══ The data ══
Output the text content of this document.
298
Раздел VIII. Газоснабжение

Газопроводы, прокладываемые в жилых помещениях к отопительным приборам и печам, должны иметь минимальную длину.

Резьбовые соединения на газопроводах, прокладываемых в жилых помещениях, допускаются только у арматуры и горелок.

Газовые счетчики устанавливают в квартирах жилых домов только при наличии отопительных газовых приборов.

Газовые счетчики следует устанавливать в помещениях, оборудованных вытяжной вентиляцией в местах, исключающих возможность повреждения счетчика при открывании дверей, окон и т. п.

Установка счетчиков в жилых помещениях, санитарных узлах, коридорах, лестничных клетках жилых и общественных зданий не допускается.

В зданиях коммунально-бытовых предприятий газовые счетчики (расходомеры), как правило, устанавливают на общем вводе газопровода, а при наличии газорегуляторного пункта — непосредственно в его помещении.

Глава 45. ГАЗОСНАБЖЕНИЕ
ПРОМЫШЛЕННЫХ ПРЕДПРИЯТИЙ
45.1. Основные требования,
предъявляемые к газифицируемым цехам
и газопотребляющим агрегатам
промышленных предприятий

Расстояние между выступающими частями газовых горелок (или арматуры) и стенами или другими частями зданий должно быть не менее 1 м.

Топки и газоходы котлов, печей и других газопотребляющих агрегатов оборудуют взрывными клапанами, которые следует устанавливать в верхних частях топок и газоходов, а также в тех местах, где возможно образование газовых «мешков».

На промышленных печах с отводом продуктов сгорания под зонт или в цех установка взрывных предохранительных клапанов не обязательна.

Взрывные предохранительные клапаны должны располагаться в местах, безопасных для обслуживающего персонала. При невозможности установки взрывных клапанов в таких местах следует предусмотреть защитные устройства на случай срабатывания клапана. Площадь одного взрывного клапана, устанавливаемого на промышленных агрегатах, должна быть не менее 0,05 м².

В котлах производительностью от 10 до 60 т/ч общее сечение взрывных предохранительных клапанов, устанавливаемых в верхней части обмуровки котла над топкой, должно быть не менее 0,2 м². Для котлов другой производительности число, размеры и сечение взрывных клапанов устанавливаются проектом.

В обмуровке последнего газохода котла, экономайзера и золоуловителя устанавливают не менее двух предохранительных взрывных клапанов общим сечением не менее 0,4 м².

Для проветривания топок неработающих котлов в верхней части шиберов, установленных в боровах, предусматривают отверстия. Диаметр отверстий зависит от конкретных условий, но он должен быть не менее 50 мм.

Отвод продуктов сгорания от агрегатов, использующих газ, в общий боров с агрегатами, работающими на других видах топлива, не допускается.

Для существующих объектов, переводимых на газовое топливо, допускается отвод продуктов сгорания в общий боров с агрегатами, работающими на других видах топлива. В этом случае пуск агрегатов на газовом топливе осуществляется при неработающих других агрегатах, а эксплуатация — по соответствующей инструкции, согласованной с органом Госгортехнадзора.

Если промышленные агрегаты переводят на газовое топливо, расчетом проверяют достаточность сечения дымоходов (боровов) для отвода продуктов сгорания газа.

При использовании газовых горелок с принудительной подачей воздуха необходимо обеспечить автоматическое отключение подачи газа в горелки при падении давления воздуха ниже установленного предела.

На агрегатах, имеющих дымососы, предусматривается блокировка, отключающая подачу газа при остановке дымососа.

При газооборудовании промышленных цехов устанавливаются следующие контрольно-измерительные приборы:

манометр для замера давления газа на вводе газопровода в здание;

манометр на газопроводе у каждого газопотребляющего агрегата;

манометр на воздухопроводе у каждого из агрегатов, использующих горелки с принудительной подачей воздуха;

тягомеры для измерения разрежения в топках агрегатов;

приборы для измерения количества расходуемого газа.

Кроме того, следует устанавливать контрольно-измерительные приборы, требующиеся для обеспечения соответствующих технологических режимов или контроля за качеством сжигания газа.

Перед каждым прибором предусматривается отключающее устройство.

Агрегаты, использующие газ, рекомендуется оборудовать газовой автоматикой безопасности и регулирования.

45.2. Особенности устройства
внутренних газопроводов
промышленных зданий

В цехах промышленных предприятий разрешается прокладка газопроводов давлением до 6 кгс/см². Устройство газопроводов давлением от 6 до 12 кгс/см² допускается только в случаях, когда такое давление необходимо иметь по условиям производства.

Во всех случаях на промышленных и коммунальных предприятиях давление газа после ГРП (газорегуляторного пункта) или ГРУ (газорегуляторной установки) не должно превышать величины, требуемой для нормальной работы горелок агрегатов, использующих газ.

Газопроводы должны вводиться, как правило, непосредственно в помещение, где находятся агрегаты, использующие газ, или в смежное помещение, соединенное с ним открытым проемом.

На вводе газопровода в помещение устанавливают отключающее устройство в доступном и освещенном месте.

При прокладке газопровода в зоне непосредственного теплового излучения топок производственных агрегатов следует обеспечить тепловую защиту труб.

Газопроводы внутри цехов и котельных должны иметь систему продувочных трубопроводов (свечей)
═══
Exercise description ::
Write out every line of the material again, exactly as it reads.

The result ::
Output the text content of this document.
298
Раздел VIII. Газоснабжение

Газопроводы, прокладываемые в жилых помещениях к отопительным приборам и печам, должны иметь минимальную длину.

Резьбовые соединения на газопроводах, прокладываемых в жилых помещениях, допускаются только у арматуры и горелок.

Газовые счетчики устанавливают в квартирах жилых домов только при наличии отопительных газовых приборов.

Газовые счетчики следует устанавливать в помещениях, оборудованных вытяжной вентиляцией в местах, исключающих возможность повреждения счетчика при открывании дверей, окон и т. п.

Установка счетчиков в жилых помещениях, санитарных узлах, коридорах, лестничных клетках жилых и общественных зданий не допускается.

В зданиях коммунально-бытовых предприятий газовые счетчики (расходомеры), как правило, устанавливают на общем вводе газопровода, а при наличии газорегуляторного пункта — непосредственно в его помещении.

Глава 45. ГАЗОСНАБЖЕНИЕ
ПРОМЫШЛЕННЫХ ПРЕДПРИЯТИЙ
45.1. Основные требования,
предъявляемые к газифицируемым цехам
и газопотребляющим агрегатам
промышленных предприятий

Расстояние между выступающими частями газовых горелок (или арматуры) и стенами или другими частями зданий должно быть не менее 1 м.

Топки и газоходы котлов, печей и других газопотребляющих агрегатов оборудуют взрывными клапанами, которые следует устанавливать в верхних частях топок и газоходов, а также в тех местах, где возможно образование газовых «мешков».

На промышленных печах с отводом продуктов сгорания под зонт или в цех установка взрывных предохранительных клапанов не обязательна.

Взрывные предохранительные клапаны должны располагаться в местах, безопасных для обслуживающего персонала. При невозможности установки взрывных клапанов в таких местах следует предусмотреть защитные устройства на случай срабатывания клапана. Площадь одного взрывного клапана, устанавливаемого на промышленных агрегатах, должна быть не менее 0,05 м².

В котлах производительностью от 10 до 60 т/ч общее сечение взрывных предохранительных клапанов, устанавливаемых в верхней части обмуровки котла над топкой, должно быть не менее 0,2 м². Для котлов другой производительности число, размеры и сечение взрывных клапанов устанавливаются проектом.

В обмуровке последнего газохода котла, экономайзера и золоуловителя устанавливают не менее двух предохранительных взрывных клапанов общим сечением не менее 0,4 м².

Для проветривания топок неработающих котлов в верхней части шиберов, установленных в боровах, предусматривают отверстия. Диаметр отверстий зависит от конкретных условий, но он должен быть не менее 50 мм.

Отвод продуктов сгорания от агрегатов, использующих газ, в общий боров с агрегатами, работающими на других видах топлива, не допускается.

Для существующих объектов, переводимых на газовое топливо, допускается отвод продуктов сгорания в общий боров с агрегатами, работающими на других видах топлива. В этом случае пуск агрегатов на газовом топливе осуществляется при неработающих других агрегатах, а эксплуатация — по соответствующей инструкции, согласованной с органом Госгортехнадзора.

Если промышленные агрегаты переводят на газовое топливо, расчетом проверяют достаточность сечения дымоходов (боровов) для отвода продуктов сгорания газа.

При использовании газовых горелок с принудительной подачей воздуха необходимо обеспечить автоматическое отключение подачи газа в горелки при падении давления воздуха ниже установленного предела.

На агрегатах, имеющих дымососы, предусматривается блокировка, отключающая подачу газа при остановке дымососа.

При газооборудовании промышленных цехов устанавливаются следующие контрольно-измерительные приборы:

манометр для замера давления газа на вводе газопровода в здание;

манометр на газопроводе у каждого газопотребляющего агрегата;

манометр на воздухопроводе у каждого из агрегатов, использующих горелки с принудительной подачей воздуха;

тягомеры для измерения разрежения в топках агрегатов;

приборы для измерения количества расходуемого газа.

Кроме того, следует устанавливать контрольно-измерительные приборы, требующиеся для обеспечения соответствующих технологических режимов или контроля за качеством сжигания газа.

Перед каждым прибором предусматривается отключающее устройство.

Агрегаты, использующие газ, рекомендуется оборудовать газовой автоматикой безопасности и регулирования.

45.2. Особенности устройства
внутренних газопроводов
промышленных зданий

В цехах промышленных предприятий разрешается прокладка газопроводов давлением до 6 кгс/см². Устройство газопроводов давлением от 6 до 12 кгс/см² допускается только в случаях, когда такое давление необходимо иметь по условиям производства.

Во всех случаях на промышленных и коммунальных предприятиях давление газа после ГРП (газорегуляторного пункта) или ГРУ (газорегуляторной установки) не должно превышать величины, требуемой для нормальной работы горелок агрегатов, использующих газ.

Газопроводы должны вводиться, как правило, непосредственно в помещение, где находятся агрегаты, использующие газ, или в смежное помещение, соединенное с ним открытым проемом.

На вводе газопровода в помещение устанавливают отключающее устройство в доступном и освещенном месте.

При прокладке газопровода в зоне непосредственного теплового излучения топок производственных агрегатов следует обеспечить тепловую защиту труб.

Газопроводы внутри цехов и котельных должны иметь систему продувочных трубопроводов (свечей)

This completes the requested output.